WRITTEN INSTRUCTION — Identify all lines of the data containing the string "foci" and copy them.

DATA FOR THE TASK —
· · ·
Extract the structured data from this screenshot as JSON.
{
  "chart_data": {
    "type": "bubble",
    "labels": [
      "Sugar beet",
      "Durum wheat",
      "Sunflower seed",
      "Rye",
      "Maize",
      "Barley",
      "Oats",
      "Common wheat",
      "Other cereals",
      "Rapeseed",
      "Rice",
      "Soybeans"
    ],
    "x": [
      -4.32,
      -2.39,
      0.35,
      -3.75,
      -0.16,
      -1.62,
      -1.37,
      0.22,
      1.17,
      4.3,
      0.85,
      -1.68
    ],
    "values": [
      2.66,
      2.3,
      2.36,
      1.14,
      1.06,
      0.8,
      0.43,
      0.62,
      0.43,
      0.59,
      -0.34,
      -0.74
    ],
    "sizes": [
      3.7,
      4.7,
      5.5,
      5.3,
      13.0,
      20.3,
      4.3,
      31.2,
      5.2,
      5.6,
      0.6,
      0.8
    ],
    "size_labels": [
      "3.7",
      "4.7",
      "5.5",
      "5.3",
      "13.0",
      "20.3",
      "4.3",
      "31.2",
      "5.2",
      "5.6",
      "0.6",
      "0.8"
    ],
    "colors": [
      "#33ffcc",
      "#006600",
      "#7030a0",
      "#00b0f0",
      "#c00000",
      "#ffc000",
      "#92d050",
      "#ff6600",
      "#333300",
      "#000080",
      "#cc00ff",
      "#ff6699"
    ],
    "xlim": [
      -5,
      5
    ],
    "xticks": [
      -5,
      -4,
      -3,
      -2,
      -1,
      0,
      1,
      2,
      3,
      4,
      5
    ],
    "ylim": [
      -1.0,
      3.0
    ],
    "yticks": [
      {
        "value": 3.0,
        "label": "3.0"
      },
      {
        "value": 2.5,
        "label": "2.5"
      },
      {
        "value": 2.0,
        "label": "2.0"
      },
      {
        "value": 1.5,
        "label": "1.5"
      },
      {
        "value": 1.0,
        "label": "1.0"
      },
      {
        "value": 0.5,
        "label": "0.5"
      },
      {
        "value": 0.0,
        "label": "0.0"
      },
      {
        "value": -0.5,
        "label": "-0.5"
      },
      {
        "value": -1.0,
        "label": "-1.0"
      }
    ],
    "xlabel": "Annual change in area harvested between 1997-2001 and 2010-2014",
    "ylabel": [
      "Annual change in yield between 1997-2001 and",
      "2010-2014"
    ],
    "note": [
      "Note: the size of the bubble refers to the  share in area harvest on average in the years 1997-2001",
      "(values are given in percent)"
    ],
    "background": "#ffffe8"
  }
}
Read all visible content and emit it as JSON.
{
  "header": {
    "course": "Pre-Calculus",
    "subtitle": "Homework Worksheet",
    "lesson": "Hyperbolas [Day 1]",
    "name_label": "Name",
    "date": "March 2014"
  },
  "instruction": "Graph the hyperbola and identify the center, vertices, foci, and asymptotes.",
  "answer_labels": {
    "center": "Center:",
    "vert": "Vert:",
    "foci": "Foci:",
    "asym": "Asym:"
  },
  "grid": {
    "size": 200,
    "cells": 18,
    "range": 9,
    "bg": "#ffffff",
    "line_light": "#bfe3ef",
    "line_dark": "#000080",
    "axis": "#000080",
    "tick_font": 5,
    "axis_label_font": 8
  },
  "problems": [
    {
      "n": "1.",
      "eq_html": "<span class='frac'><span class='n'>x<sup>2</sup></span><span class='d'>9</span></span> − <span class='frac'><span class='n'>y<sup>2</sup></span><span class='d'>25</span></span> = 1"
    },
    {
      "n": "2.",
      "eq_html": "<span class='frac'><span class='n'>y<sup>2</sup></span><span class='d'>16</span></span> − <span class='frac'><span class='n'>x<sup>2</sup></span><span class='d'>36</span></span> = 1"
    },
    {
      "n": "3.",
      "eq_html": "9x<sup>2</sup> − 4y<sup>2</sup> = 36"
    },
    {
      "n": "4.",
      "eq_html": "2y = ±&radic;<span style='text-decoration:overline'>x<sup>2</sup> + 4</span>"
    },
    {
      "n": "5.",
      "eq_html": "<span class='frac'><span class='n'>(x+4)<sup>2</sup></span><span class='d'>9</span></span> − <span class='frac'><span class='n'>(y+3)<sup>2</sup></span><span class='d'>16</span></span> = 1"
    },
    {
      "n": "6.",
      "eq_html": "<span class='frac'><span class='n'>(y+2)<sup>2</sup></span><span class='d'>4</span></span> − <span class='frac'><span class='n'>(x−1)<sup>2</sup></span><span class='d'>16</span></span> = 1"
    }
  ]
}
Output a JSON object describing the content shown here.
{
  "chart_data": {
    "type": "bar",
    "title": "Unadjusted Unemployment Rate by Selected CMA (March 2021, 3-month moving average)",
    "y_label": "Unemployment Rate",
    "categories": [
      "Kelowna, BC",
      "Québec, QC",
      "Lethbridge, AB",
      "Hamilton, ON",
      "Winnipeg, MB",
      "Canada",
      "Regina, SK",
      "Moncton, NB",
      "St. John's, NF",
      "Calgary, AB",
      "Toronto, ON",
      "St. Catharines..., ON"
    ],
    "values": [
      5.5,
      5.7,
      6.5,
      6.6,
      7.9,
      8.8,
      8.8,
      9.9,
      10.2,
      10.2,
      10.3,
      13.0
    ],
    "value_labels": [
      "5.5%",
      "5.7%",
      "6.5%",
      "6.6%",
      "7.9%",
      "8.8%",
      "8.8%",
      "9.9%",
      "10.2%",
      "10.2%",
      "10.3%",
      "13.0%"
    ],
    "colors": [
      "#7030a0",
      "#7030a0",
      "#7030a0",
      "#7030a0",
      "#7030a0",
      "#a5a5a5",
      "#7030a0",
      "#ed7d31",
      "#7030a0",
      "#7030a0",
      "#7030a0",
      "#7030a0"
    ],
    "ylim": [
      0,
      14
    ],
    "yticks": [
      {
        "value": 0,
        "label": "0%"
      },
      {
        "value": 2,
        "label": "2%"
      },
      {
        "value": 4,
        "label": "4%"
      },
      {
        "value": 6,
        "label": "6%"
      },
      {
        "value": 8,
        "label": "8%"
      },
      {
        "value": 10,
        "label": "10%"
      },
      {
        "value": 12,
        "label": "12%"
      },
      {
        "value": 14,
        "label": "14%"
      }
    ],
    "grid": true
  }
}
· · ·
SOLUTION TO THIS EXERCISE —
  "instruction": "Graph the hyperbola and identify the center, vertices, foci, and asymptotes.",
    "foci": "Foci:",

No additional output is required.